##### Data provided

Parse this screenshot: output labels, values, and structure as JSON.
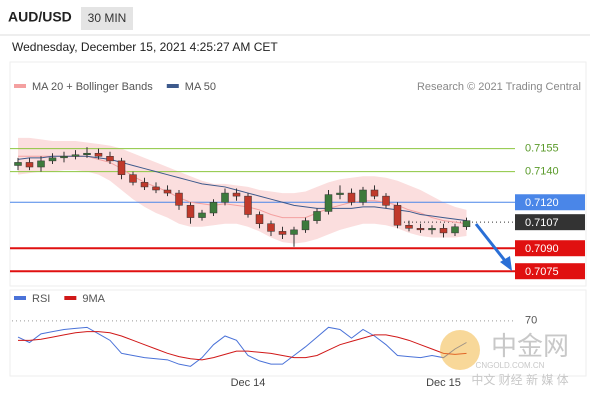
{
  "header": {
    "symbol": "AUD/USD",
    "timeframe": "30 MIN",
    "timestamp": "Wednesday, December 15, 2021 4:25:27 AM CET"
  },
  "chart_data": [
    {
      "type": "candlestick",
      "legend": [
        {
          "name": "MA 20 + Bollinger Bands",
          "color": "#f4a0a0"
        },
        {
          "name": "MA 50",
          "color": "#3d5a8c"
        }
      ],
      "credit": "Research © 2021 Trading Central",
      "categories": [
        null,
        null,
        null,
        null,
        null,
        null,
        null,
        null,
        null,
        null,
        null,
        null,
        null,
        null,
        null,
        null,
        null,
        null,
        null,
        null,
        "Dec 14",
        null,
        null,
        null,
        null,
        null,
        null,
        null,
        null,
        null,
        null,
        null,
        null,
        null,
        null,
        null,
        null,
        "Dec 15",
        null,
        null
      ],
      "open": [
        0.7144,
        0.7146,
        0.7143,
        0.7147,
        0.7149,
        0.715,
        0.7151,
        0.7152,
        0.715,
        0.7147,
        0.7138,
        0.7133,
        0.713,
        0.7128,
        0.7126,
        0.7118,
        0.711,
        0.7113,
        0.712,
        0.7126,
        0.7124,
        0.7112,
        0.7106,
        0.7101,
        0.7099,
        0.7102,
        0.7108,
        0.7114,
        0.7125,
        0.7126,
        0.712,
        0.7128,
        0.7124,
        0.7118,
        0.7105,
        0.7103,
        0.7102,
        0.7103,
        0.71,
        0.7104
      ],
      "high": [
        0.7149,
        0.7149,
        0.715,
        0.7152,
        0.7153,
        0.7154,
        0.7156,
        0.7155,
        0.7153,
        0.7149,
        0.714,
        0.7136,
        0.7133,
        0.7131,
        0.7128,
        0.712,
        0.7115,
        0.7122,
        0.7129,
        0.7129,
        0.7126,
        0.7114,
        0.7108,
        0.7104,
        0.7104,
        0.711,
        0.7116,
        0.7128,
        0.7131,
        0.7129,
        0.713,
        0.7131,
        0.7126,
        0.712,
        0.7108,
        0.7106,
        0.7105,
        0.7106,
        0.7106,
        0.711
      ],
      "low": [
        0.7141,
        0.7141,
        0.714,
        0.7145,
        0.7146,
        0.7148,
        0.7149,
        0.7148,
        0.7145,
        0.7135,
        0.7131,
        0.7128,
        0.7126,
        0.7124,
        0.7115,
        0.7106,
        0.7108,
        0.7111,
        0.7118,
        0.7121,
        0.711,
        0.7103,
        0.7098,
        0.7096,
        0.7091,
        0.71,
        0.7106,
        0.7112,
        0.7122,
        0.7118,
        0.7118,
        0.7122,
        0.7116,
        0.7103,
        0.7101,
        0.71,
        0.7099,
        0.7097,
        0.7098,
        0.7102
      ],
      "close": [
        0.7146,
        0.7143,
        0.7147,
        0.7149,
        0.715,
        0.7151,
        0.7152,
        0.715,
        0.7147,
        0.7138,
        0.7133,
        0.713,
        0.7128,
        0.7126,
        0.7118,
        0.711,
        0.7113,
        0.712,
        0.7126,
        0.7124,
        0.7112,
        0.7106,
        0.7101,
        0.7099,
        0.7102,
        0.7108,
        0.7114,
        0.7125,
        0.7126,
        0.712,
        0.7128,
        0.7124,
        0.7118,
        0.7105,
        0.7103,
        0.7102,
        0.7103,
        0.71,
        0.7104,
        0.7108
      ],
      "up_color": "#3c7a3c",
      "down_color": "#c0392b",
      "bands": {
        "color": "#fbdede",
        "upper": [
          0.7162,
          0.7162,
          0.7161,
          0.716,
          0.716,
          0.716,
          0.7159,
          0.7158,
          0.7157,
          0.7155,
          0.7152,
          0.7149,
          0.7146,
          0.7143,
          0.714,
          0.7137,
          0.7134,
          0.7132,
          0.7132,
          0.7131,
          0.713,
          0.7128,
          0.7127,
          0.7126,
          0.7126,
          0.7127,
          0.713,
          0.7133,
          0.7135,
          0.7136,
          0.7137,
          0.7137,
          0.7136,
          0.7134,
          0.7131,
          0.7128,
          0.7124,
          0.712,
          0.7117,
          0.7115
        ],
        "lower": [
          0.7138,
          0.7139,
          0.714,
          0.714,
          0.7141,
          0.7141,
          0.714,
          0.7138,
          0.7134,
          0.7128,
          0.7122,
          0.7117,
          0.7113,
          0.711,
          0.7106,
          0.7104,
          0.7104,
          0.7105,
          0.7106,
          0.7106,
          0.7104,
          0.7101,
          0.7097,
          0.7094,
          0.7093,
          0.7094,
          0.7096,
          0.7099,
          0.7102,
          0.7104,
          0.7106,
          0.7106,
          0.7105,
          0.7103,
          0.71,
          0.7098,
          0.7097,
          0.7097,
          0.7097,
          0.7098
        ]
      },
      "series": [
        {
          "name": "MA 20",
          "color": "#f4a0a0",
          "values": [
            0.715,
            0.715,
            0.715,
            0.715,
            0.715,
            0.715,
            0.715,
            0.7148,
            0.7146,
            0.7142,
            0.7137,
            0.7133,
            0.713,
            0.7127,
            0.7123,
            0.712,
            0.7119,
            0.7118,
            0.7119,
            0.7118,
            0.7117,
            0.7115,
            0.7112,
            0.711,
            0.711,
            0.711,
            0.7113,
            0.7116,
            0.7118,
            0.712,
            0.7121,
            0.7121,
            0.712,
            0.7118,
            0.7115,
            0.7113,
            0.711,
            0.7108,
            0.7107,
            0.7106
          ]
        },
        {
          "name": "MA 50",
          "color": "#3d5a8c",
          "values": [
            0.7148,
            0.7149,
            0.7149,
            0.715,
            0.715,
            0.715,
            0.715,
            0.7149,
            0.7148,
            0.7146,
            0.7144,
            0.7142,
            0.714,
            0.7138,
            0.7136,
            0.7134,
            0.7132,
            0.7131,
            0.713,
            0.7128,
            0.7126,
            0.7124,
            0.7122,
            0.712,
            0.7118,
            0.7117,
            0.7116,
            0.7116,
            0.7116,
            0.7116,
            0.7117,
            0.7117,
            0.7116,
            0.7115,
            0.7114,
            0.7112,
            0.7111,
            0.711,
            0.7109,
            0.7108
          ]
        }
      ],
      "levels": [
        {
          "value": 0.7155,
          "color": "#8cc63f",
          "style": "line"
        },
        {
          "value": {
            "value": 0.714,
            "label": "0.7140"
          },
          "color": "#8cc63f",
          "style": "line"
        },
        {
          "value": {
            "value": 0.712,
            "label": "0.7120"
          },
          "color": "#4a86e8",
          "style": "box"
        },
        {
          "value": 0.7107,
          "color": "#333333",
          "style": "dotted"
        },
        {
          "value": {
            "value": 0.709,
            "label": "0.7090"
          },
          "color": "#e01010",
          "style": "box"
        },
        {
          "value": 0.7075,
          "color": "#e01010",
          "style": "box"
        }
      ],
      "ylim": [
        0.7066,
        0.719
      ]
    },
    {
      "type": "line",
      "series": [
        {
          "name": "RSI",
          "color": "#4a72d8",
          "values": [
            55,
            50,
            58,
            60,
            62,
            63,
            64,
            58,
            52,
            40,
            38,
            36,
            35,
            34,
            30,
            28,
            36,
            48,
            56,
            52,
            38,
            33,
            30,
            30,
            38,
            46,
            55,
            64,
            62,
            54,
            62,
            56,
            48,
            38,
            37,
            36,
            38,
            36,
            44,
            50
          ]
        },
        {
          "name": "9MA",
          "color": "#d01818",
          "values": [
            52,
            52,
            53,
            55,
            57,
            59,
            60,
            60,
            59,
            56,
            52,
            48,
            44,
            40,
            37,
            35,
            34,
            36,
            39,
            42,
            42,
            41,
            40,
            38,
            36,
            36,
            38,
            43,
            48,
            51,
            54,
            57,
            57,
            55,
            52,
            48,
            44,
            40,
            39,
            40
          ]
        }
      ],
      "ylim": [
        20,
        80
      ],
      "yticks": [
        70
      ]
    }
  ],
  "watermark": {
    "brand": "中金网",
    "site": "CNGOLD.COM.CN",
    "slogan": "中文 财经 新 媒 体"
  }
}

##########

Description of the task: Copy each line above that contains the word "name".

Final result:
          "name": "MA 20 + Bollinger Bands",
          "name": "MA 50",
          "name": "MA 20",
          "name": "MA 50",
          "name": "RSI",
          "name": "9MA",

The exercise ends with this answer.